INSTRUCTION -> Pull out every line from the listing that has the word "安全生产法".

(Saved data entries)

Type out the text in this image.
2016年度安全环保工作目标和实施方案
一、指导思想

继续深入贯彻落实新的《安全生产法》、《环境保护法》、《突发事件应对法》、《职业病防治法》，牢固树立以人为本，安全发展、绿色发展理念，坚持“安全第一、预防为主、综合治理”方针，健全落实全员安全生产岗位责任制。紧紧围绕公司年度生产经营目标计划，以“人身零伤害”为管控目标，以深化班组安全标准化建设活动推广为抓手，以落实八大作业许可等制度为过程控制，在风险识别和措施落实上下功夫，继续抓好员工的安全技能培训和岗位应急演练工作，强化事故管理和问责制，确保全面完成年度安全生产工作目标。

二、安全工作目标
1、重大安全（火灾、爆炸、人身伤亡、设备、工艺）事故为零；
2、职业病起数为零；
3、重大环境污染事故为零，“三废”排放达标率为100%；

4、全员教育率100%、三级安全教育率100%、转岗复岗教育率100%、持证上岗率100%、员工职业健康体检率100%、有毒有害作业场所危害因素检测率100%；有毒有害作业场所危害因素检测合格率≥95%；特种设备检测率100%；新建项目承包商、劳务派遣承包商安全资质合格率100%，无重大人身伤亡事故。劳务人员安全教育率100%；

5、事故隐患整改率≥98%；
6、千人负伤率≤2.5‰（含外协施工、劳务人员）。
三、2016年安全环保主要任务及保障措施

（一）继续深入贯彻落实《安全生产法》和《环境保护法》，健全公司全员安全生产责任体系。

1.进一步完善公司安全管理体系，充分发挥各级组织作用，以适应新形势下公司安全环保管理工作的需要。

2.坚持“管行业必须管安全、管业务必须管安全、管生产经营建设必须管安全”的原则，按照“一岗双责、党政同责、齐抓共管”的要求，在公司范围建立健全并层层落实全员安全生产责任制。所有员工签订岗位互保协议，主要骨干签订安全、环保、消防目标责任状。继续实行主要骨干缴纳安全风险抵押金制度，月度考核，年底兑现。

FINISHED TASK ->
继续深入贯彻落实新的《安全生产法》、《环境保护法》、《突发事件应对法》、《职业病防治法》，牢固树立以人为本，安全发展、绿色发展理念，坚持“安全第一、预防为主、综合治理”方针，健全落实全员安全生产岗位责任制。紧紧围绕公司年度生产经营目标计划，以“人身零伤害”为管控目标，以深化班组安全标准化建设活动推广为抓手，以落实八大作业许可等制度为过程控制，在风险识别和措施落实上下功夫，继续抓好员工的安全技能培训和岗位应急演练工作，强化事故管理和问责制，确保全面完成年度安全生产工作目标。
（一）继续深入贯彻落实《安全生产法》和《环境保护法》，健全公司全员安全生产责任体系。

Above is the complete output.